Of all the lines in the records, how many hold the word "note"? Answer with the number only.

Data to process start

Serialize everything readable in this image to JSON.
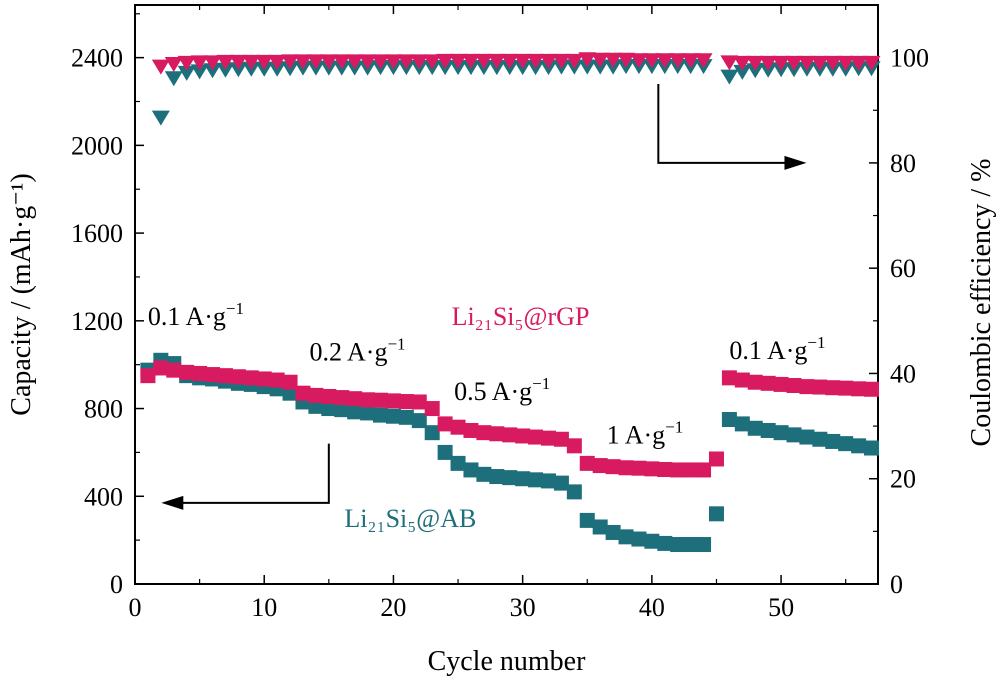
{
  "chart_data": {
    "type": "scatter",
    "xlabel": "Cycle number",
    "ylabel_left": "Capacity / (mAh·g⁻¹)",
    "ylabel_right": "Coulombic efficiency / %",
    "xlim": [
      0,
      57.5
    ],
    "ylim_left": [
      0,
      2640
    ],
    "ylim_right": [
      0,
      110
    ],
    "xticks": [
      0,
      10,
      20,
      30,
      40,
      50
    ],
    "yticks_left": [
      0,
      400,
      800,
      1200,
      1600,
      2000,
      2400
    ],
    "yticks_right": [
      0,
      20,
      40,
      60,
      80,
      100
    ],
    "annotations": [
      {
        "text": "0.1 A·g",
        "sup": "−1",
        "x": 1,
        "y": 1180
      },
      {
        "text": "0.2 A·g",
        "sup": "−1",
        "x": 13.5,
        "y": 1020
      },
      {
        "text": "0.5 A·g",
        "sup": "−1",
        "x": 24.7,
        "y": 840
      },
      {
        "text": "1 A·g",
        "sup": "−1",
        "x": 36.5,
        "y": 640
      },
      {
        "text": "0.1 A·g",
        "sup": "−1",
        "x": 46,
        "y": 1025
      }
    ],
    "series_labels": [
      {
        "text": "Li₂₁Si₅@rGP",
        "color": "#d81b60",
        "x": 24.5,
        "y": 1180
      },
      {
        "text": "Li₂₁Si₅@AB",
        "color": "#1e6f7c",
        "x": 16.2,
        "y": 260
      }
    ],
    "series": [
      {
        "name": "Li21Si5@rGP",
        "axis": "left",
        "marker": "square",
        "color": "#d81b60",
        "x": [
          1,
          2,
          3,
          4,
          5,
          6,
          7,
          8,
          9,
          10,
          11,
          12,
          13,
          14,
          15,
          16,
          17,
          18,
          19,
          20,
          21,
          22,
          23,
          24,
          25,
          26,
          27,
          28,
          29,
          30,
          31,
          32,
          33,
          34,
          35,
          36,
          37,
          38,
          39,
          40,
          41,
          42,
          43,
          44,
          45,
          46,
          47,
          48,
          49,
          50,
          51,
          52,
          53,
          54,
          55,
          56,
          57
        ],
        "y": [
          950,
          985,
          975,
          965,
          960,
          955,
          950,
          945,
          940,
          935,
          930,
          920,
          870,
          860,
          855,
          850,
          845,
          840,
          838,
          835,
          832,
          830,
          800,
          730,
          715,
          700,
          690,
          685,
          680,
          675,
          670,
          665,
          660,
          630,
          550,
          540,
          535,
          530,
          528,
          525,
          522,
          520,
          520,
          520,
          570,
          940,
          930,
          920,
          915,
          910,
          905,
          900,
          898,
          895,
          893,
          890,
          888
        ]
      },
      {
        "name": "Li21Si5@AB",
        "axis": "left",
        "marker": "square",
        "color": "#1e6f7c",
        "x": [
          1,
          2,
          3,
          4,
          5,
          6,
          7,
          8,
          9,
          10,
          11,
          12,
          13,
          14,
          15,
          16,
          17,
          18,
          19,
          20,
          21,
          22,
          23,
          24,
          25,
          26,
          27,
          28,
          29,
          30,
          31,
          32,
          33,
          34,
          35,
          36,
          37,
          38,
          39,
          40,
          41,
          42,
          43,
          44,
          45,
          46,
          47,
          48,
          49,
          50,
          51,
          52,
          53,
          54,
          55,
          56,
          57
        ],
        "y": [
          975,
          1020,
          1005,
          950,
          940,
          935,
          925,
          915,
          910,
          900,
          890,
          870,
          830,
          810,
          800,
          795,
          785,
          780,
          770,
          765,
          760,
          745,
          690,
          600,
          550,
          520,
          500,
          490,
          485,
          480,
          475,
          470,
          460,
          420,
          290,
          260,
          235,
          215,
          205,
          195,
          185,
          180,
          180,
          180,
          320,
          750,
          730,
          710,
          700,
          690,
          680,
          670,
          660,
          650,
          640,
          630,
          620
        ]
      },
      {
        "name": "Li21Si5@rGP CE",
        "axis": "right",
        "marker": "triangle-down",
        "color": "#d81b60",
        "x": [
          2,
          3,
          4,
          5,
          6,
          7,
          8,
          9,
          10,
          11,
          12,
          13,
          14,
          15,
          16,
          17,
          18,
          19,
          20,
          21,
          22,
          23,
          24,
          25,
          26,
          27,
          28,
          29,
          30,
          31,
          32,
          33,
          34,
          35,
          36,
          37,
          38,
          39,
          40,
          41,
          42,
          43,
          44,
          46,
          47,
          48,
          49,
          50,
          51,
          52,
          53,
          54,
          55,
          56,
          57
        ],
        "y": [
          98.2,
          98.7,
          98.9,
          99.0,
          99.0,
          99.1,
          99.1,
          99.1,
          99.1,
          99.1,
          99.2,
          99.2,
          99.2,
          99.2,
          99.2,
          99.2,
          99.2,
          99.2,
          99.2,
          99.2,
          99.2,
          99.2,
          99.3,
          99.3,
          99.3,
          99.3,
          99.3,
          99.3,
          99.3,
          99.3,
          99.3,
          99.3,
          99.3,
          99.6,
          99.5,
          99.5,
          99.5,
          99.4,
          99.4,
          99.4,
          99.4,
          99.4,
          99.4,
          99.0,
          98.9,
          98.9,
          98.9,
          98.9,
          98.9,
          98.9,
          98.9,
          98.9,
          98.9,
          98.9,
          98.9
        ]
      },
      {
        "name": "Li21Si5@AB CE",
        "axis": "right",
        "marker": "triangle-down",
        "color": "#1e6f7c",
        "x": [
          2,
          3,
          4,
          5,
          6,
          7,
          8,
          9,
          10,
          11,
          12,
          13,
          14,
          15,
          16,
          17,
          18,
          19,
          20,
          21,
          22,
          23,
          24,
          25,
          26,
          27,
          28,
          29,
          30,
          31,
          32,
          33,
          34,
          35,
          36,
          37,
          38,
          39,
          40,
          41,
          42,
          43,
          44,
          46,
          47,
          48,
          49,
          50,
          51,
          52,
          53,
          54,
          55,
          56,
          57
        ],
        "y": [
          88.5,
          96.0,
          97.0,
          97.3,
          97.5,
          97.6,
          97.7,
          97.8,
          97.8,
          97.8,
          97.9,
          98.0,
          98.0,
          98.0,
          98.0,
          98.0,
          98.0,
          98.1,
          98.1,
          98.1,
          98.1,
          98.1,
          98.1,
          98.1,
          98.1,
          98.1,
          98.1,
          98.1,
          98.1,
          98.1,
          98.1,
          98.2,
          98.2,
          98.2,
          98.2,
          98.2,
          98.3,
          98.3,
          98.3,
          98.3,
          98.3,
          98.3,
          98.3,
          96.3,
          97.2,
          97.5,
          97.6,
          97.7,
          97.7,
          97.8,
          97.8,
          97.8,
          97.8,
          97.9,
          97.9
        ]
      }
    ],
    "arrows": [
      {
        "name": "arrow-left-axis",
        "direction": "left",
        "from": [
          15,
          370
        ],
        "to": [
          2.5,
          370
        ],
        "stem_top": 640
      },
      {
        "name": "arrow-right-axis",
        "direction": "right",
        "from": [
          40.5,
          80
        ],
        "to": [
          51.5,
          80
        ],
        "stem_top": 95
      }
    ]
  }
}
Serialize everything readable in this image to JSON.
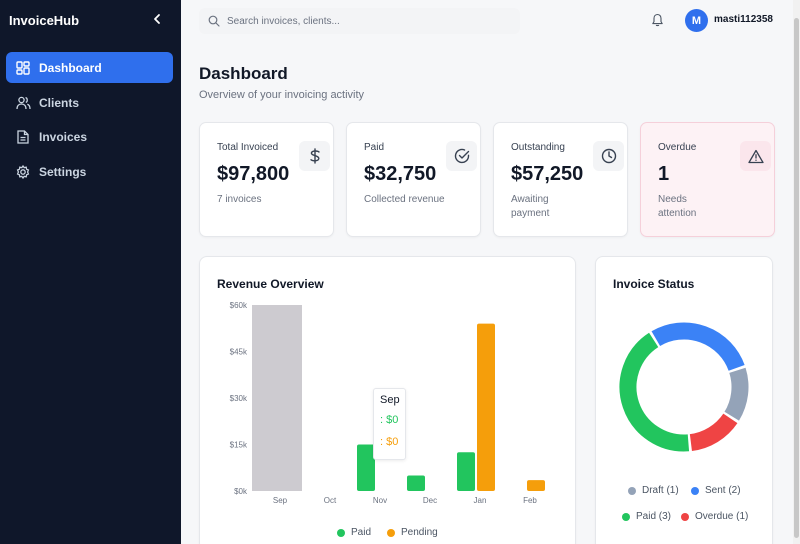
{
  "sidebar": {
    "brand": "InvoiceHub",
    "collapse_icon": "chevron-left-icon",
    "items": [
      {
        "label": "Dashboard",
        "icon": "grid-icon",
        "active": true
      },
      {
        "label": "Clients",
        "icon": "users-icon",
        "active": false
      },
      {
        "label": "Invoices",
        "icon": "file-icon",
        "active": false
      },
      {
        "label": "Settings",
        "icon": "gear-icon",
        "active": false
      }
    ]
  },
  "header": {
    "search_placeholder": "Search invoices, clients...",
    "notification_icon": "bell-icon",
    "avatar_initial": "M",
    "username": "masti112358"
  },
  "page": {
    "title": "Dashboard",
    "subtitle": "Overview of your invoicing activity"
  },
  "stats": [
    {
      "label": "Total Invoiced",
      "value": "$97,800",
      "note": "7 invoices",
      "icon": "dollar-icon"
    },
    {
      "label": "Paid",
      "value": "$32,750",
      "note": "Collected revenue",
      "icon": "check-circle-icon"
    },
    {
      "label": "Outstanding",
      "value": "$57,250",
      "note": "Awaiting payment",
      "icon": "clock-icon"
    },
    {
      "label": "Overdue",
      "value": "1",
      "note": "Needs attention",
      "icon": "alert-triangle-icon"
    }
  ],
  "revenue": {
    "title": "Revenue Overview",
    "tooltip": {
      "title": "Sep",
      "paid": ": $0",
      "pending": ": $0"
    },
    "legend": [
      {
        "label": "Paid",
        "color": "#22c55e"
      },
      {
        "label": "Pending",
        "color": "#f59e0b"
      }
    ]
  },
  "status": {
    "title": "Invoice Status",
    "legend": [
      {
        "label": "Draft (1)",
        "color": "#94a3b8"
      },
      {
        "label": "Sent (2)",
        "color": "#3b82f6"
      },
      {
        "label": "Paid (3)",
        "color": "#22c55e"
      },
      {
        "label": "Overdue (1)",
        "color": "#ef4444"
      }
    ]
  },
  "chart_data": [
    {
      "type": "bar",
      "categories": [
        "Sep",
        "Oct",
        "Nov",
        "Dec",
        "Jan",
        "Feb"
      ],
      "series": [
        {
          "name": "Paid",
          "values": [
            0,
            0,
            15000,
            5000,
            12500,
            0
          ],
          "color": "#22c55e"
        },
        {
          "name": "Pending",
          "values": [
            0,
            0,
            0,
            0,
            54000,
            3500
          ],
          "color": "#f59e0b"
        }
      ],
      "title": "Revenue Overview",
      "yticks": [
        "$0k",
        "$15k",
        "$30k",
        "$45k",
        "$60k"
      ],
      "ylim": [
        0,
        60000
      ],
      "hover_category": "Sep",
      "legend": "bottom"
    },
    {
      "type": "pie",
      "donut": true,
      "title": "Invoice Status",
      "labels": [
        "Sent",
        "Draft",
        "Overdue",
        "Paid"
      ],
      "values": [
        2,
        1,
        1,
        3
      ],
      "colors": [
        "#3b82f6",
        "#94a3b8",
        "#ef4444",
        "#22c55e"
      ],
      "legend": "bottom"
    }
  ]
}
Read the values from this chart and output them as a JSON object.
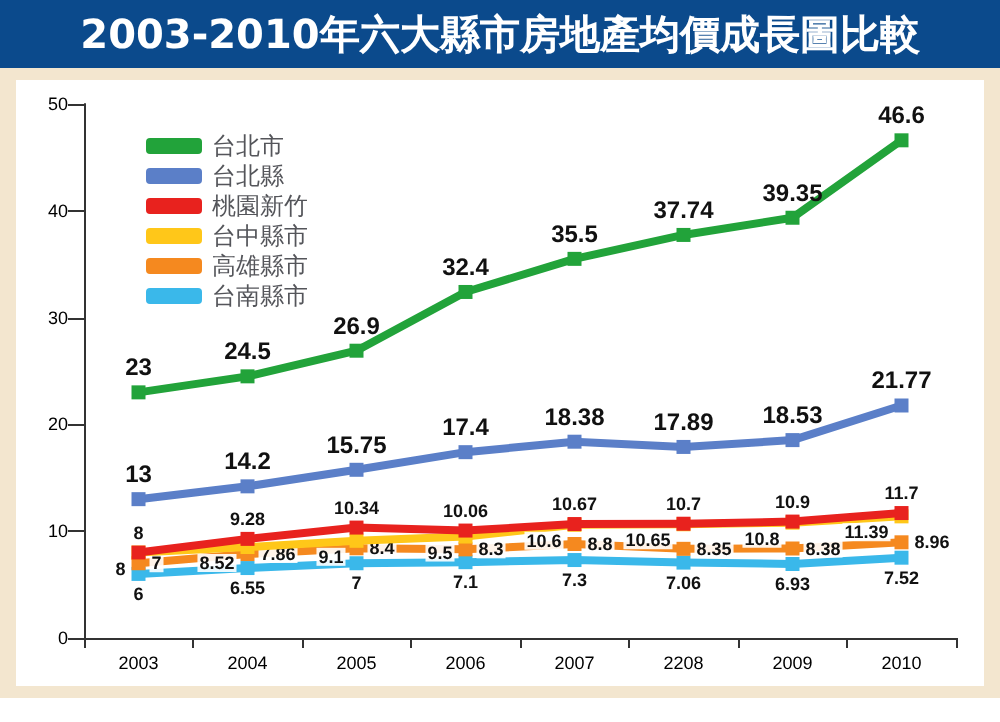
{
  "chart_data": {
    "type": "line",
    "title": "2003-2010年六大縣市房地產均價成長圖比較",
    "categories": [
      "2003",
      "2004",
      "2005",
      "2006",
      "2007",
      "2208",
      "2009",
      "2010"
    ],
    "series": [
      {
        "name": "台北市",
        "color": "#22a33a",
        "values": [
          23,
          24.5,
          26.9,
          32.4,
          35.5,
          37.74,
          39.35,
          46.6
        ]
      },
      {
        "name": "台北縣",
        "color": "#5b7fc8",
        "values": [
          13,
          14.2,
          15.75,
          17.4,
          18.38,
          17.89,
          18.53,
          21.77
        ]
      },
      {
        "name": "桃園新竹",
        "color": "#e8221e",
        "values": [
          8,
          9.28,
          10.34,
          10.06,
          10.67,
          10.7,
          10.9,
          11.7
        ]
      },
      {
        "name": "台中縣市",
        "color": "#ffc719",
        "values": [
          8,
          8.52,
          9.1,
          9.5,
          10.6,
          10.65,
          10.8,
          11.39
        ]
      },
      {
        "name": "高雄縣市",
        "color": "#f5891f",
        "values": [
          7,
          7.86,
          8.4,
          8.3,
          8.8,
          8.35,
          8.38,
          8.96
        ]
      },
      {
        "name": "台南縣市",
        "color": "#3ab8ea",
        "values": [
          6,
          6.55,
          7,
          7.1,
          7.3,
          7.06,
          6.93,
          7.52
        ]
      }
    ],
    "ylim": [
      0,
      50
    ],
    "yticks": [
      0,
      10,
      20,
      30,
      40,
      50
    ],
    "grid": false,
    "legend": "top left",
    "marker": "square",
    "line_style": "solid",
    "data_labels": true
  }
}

Data to process end

### Answer to the task:
4